- TASK OBJECTIVE -
Set the following entries down again exactly, line by line.

- RECORDS -
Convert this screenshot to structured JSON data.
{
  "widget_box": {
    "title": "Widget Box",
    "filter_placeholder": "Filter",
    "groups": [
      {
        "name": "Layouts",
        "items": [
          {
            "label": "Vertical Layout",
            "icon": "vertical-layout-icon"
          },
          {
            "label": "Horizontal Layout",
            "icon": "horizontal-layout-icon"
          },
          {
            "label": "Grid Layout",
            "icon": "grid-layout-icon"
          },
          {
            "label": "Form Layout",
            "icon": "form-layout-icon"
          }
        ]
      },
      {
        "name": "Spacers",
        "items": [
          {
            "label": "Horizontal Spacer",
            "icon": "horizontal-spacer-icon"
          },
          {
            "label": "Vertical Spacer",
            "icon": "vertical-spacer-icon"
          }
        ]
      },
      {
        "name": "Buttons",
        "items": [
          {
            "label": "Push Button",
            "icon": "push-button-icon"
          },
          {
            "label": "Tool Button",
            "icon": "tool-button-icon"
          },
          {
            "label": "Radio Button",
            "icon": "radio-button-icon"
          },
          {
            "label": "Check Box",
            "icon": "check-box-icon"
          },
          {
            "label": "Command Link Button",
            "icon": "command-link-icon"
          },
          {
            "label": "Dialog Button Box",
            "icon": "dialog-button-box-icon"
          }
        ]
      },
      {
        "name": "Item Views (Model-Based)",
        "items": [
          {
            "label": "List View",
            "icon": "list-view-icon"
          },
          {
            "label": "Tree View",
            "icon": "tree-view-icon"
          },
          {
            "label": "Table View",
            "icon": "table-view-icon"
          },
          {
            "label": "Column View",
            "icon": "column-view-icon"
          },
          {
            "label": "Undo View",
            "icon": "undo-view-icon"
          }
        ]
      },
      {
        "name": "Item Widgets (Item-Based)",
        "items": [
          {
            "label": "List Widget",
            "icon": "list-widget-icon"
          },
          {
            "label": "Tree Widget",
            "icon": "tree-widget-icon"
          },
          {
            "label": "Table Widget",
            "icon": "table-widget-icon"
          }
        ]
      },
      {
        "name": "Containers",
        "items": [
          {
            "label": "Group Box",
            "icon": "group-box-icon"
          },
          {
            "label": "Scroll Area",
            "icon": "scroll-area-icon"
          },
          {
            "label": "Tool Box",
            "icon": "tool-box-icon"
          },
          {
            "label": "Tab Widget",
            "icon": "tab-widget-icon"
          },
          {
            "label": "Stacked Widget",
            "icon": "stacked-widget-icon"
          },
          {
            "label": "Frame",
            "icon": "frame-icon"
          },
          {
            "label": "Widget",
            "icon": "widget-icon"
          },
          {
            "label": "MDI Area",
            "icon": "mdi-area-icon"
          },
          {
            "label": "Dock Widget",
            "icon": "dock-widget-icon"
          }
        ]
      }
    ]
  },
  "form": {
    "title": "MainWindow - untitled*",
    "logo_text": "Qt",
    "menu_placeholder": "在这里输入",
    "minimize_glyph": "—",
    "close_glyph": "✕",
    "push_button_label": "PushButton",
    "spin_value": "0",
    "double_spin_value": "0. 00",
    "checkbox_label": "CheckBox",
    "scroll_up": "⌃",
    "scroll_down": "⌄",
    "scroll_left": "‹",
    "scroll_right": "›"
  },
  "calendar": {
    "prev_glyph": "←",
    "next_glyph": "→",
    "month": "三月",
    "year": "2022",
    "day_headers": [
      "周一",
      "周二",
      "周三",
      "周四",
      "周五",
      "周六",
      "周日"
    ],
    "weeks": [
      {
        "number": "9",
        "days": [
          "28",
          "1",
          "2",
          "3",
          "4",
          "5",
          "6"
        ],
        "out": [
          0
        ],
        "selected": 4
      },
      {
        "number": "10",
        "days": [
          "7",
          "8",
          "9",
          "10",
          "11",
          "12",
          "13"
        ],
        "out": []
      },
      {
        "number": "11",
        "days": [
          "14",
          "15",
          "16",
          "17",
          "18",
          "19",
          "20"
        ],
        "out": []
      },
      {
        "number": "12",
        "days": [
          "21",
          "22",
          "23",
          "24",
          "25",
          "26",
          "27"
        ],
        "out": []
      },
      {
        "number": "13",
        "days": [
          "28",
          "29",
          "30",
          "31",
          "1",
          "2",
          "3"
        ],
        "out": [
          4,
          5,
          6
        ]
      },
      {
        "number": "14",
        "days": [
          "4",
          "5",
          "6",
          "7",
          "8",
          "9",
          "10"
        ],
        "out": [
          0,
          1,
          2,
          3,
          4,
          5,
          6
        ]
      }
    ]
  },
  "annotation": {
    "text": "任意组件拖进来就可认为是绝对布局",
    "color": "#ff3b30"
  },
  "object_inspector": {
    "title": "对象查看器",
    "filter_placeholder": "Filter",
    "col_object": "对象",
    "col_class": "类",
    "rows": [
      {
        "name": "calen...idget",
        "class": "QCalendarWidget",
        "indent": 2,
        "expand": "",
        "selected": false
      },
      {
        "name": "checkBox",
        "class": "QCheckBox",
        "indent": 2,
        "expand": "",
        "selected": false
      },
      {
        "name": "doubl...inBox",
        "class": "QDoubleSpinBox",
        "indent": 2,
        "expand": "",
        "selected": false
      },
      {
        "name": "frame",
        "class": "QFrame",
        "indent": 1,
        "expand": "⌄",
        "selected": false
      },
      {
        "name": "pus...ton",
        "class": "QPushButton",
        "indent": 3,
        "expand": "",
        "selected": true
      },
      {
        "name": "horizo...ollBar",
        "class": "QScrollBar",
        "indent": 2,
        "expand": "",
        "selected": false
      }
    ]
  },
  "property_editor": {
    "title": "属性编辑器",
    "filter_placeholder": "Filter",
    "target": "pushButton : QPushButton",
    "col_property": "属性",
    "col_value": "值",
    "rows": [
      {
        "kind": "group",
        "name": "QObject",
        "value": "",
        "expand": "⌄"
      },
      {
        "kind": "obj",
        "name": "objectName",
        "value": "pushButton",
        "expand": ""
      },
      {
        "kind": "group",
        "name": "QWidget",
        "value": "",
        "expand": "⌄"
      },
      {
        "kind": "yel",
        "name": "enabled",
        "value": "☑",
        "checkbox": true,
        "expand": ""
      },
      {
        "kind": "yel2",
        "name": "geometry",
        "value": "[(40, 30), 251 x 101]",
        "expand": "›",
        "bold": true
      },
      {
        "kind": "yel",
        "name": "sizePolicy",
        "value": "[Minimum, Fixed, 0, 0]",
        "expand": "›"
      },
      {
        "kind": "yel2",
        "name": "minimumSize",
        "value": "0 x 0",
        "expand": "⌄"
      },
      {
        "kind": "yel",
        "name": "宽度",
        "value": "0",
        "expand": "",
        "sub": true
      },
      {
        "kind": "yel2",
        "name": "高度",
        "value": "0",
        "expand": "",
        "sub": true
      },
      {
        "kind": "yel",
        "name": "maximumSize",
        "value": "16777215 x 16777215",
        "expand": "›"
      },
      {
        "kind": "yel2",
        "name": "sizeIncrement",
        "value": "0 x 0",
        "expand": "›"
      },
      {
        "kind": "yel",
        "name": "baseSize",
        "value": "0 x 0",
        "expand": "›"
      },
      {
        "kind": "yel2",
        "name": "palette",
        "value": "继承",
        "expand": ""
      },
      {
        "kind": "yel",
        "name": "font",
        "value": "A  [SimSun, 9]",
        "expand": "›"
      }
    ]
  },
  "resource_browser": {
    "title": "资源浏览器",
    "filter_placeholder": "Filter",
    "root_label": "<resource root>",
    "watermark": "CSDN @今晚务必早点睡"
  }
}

- EXERCISE RESULT -
Convert this screenshot to structured JSON data.
{
  "widget_box": {
    "title": "Widget Box",
    "filter_placeholder": "Filter",
    "groups": [
      {
        "name": "Layouts",
        "items": [
          {
            "label": "Vertical Layout",
            "icon": "vertical-layout-icon"
          },
          {
            "label": "Horizontal Layout",
            "icon": "horizontal-layout-icon"
          },
          {
            "label": "Grid Layout",
            "icon": "grid-layout-icon"
          },
          {
            "label": "Form Layout",
            "icon": "form-layout-icon"
          }
        ]
      },
      {
        "name": "Spacers",
        "items": [
          {
            "label": "Horizontal Spacer",
            "icon": "horizontal-spacer-icon"
          },
          {
            "label": "Vertical Spacer",
            "icon": "vertical-spacer-icon"
          }
        ]
      },
      {
        "name": "Buttons",
        "items": [
          {
            "label": "Push Button",
            "icon": "push-button-icon"
          },
          {
            "label": "Tool Button",
            "icon": "tool-button-icon"
          },
          {
            "label": "Radio Button",
            "icon": "radio-button-icon"
          },
          {
            "label": "Check Box",
            "icon": "check-box-icon"
          },
          {
            "label": "Command Link Button",
            "icon": "command-link-icon"
          },
          {
            "label": "Dialog Button Box",
            "icon": "dialog-button-box-icon"
          }
        ]
      },
      {
        "name": "Item Views (Model-Based)",
        "items": [
          {
            "label": "List View",
            "icon": "list-view-icon"
          },
          {
            "label": "Tree View",
            "icon": "tree-view-icon"
          },
          {
            "label": "Table View",
            "icon": "table-view-icon"
          },
          {
            "label": "Column View",
            "icon": "column-view-icon"
          },
          {
            "label": "Undo View",
            "icon": "undo-view-icon"
          }
        ]
      },
      {
        "name": "Item Widgets (Item-Based)",
        "items": [
          {
            "label": "List Widget",
            "icon": "list-widget-icon"
          },
          {
            "label": "Tree Widget",
            "icon": "tree-widget-icon"
          },
          {
            "label": "Table Widget",
            "icon": "table-widget-icon"
          }
        ]
      },
      {
        "name": "Containers",
        "items": [
          {
            "label": "Group Box",
            "icon": "group-box-icon"
          },
          {
            "label": "Scroll Area",
            "icon": "scroll-area-icon"
          },
          {
            "label": "Tool Box",
            "icon": "tool-box-icon"
          },
          {
            "label": "Tab Widget",
            "icon": "tab-widget-icon"
          },
          {
            "label": "Stacked Widget",
            "icon": "stacked-widget-icon"
          },
          {
            "label": "Frame",
            "icon": "frame-icon"
          },
          {
            "label": "Widget",
            "icon": "widget-icon"
          },
          {
            "label": "MDI Area",
            "icon": "mdi-area-icon"
          },
          {
            "label": "Dock Widget",
            "icon": "dock-widget-icon"
          }
        ]
      }
    ]
  },
  "form": {
    "title": "MainWindow - untitled*",
    "logo_text": "Qt",
    "menu_placeholder": "在这里输入",
    "minimize_glyph": "—",
    "close_glyph": "✕",
    "push_button_label": "PushButton",
    "spin_value": "0",
    "double_spin_value": "0. 00",
    "checkbox_label": "CheckBox",
    "scroll_up": "⌃",
    "scroll_down": "⌄",
    "scroll_left": "‹",
    "scroll_right": "›"
  },
  "calendar": {
    "prev_glyph": "←",
    "next_glyph": "→",
    "month": "三月",
    "year": "2022",
    "day_headers": [
      "周一",
      "周二",
      "周三",
      "周四",
      "周五",
      "周六",
      "周日"
    ],
    "weeks": [
      {
        "number": "9",
        "days": [
          "28",
          "1",
          "2",
          "3",
          "4",
          "5",
          "6"
        ],
        "out": [
          0
        ],
        "selected": 4
      },
      {
        "number": "10",
        "days": [
          "7",
          "8",
          "9",
          "10",
          "11",
          "12",
          "13"
        ],
        "out": []
      },
      {
        "number": "11",
        "days": [
          "14",
          "15",
          "16",
          "17",
          "18",
          "19",
          "20"
        ],
        "out": []
      },
      {
        "number": "12",
        "days": [
          "21",
          "22",
          "23",
          "24",
          "25",
          "26",
          "27"
        ],
        "out": []
      },
      {
        "number": "13",
        "days": [
          "28",
          "29",
          "30",
          "31",
          "1",
          "2",
          "3"
        ],
        "out": [
          4,
          5,
          6
        ]
      },
      {
        "number": "14",
        "days": [
          "4",
          "5",
          "6",
          "7",
          "8",
          "9",
          "10"
        ],
        "out": [
          0,
          1,
          2,
          3,
          4,
          5,
          6
        ]
      }
    ]
  },
  "annotation": {
    "text": "任意组件拖进来就可认为是绝对布局",
    "color": "#ff3b30"
  },
  "object_inspector": {
    "title": "对象查看器",
    "filter_placeholder": "Filter",
    "col_object": "对象",
    "col_class": "类",
    "rows": [
      {
        "name": "calen...idget",
        "class": "QCalendarWidget",
        "indent": 2,
        "expand": "",
        "selected": false
      },
      {
        "name": "checkBox",
        "class": "QCheckBox",
        "indent": 2,
        "expand": "",
        "selected": false
      },
      {
        "name": "doubl...inBox",
        "class": "QDoubleSpinBox",
        "indent": 2,
        "expand": "",
        "selected": false
      },
      {
        "name": "frame",
        "class": "QFrame",
        "indent": 1,
        "expand": "⌄",
        "selected": false
      },
      {
        "name": "pus...ton",
        "class": "QPushButton",
        "indent": 3,
        "expand": "",
        "selected": true
      },
      {
        "name": "horizo...ollBar",
        "class": "QScrollBar",
        "indent": 2,
        "expand": "",
        "selected": false
      }
    ]
  },
  "property_editor": {
    "title": "属性编辑器",
    "filter_placeholder": "Filter",
    "target": "pushButton : QPushButton",
    "col_property": "属性",
    "col_value": "值",
    "rows": [
      {
        "kind": "group",
        "name": "QObject",
        "value": "",
        "expand": "⌄"
      },
      {
        "kind": "obj",
        "name": "objectName",
        "value": "pushButton",
        "expand": ""
      },
      {
        "kind": "group",
        "name": "QWidget",
        "value": "",
        "expand": "⌄"
      },
      {
        "kind": "yel",
        "name": "enabled",
        "value": "☑",
        "checkbox": true,
        "expand": ""
      },
      {
        "kind": "yel2",
        "name": "geometry",
        "value": "[(40, 30), 251 x 101]",
        "expand": "›",
        "bold": true
      },
      {
        "kind": "yel",
        "name": "sizePolicy",
        "value": "[Minimum, Fixed, 0, 0]",
        "expand": "›"
      },
      {
        "kind": "yel2",
        "name": "minimumSize",
        "value": "0 x 0",
        "expand": "⌄"
      },
      {
        "kind": "yel",
        "name": "宽度",
        "value": "0",
        "expand": "",
        "sub": true
      },
      {
        "kind": "yel2",
        "name": "高度",
        "value": "0",
        "expand": "",
        "sub": true
      },
      {
        "kind": "yel",
        "name": "maximumSize",
        "value": "16777215 x 16777215",
        "expand": "›"
      },
      {
        "kind": "yel2",
        "name": "sizeIncrement",
        "value": "0 x 0",
        "expand": "›"
      },
      {
        "kind": "yel",
        "name": "baseSize",
        "value": "0 x 0",
        "expand": "›"
      },
      {
        "kind": "yel2",
        "name": "palette",
        "value": "继承",
        "expand": ""
      },
      {
        "kind": "yel",
        "name": "font",
        "value": "A  [SimSun, 9]",
        "expand": "›"
      }
    ]
  },
  "resource_browser": {
    "title": "资源浏览器",
    "filter_placeholder": "Filter",
    "root_label": "<resource root>",
    "watermark": "CSDN @今晚务必早点睡"
  }
}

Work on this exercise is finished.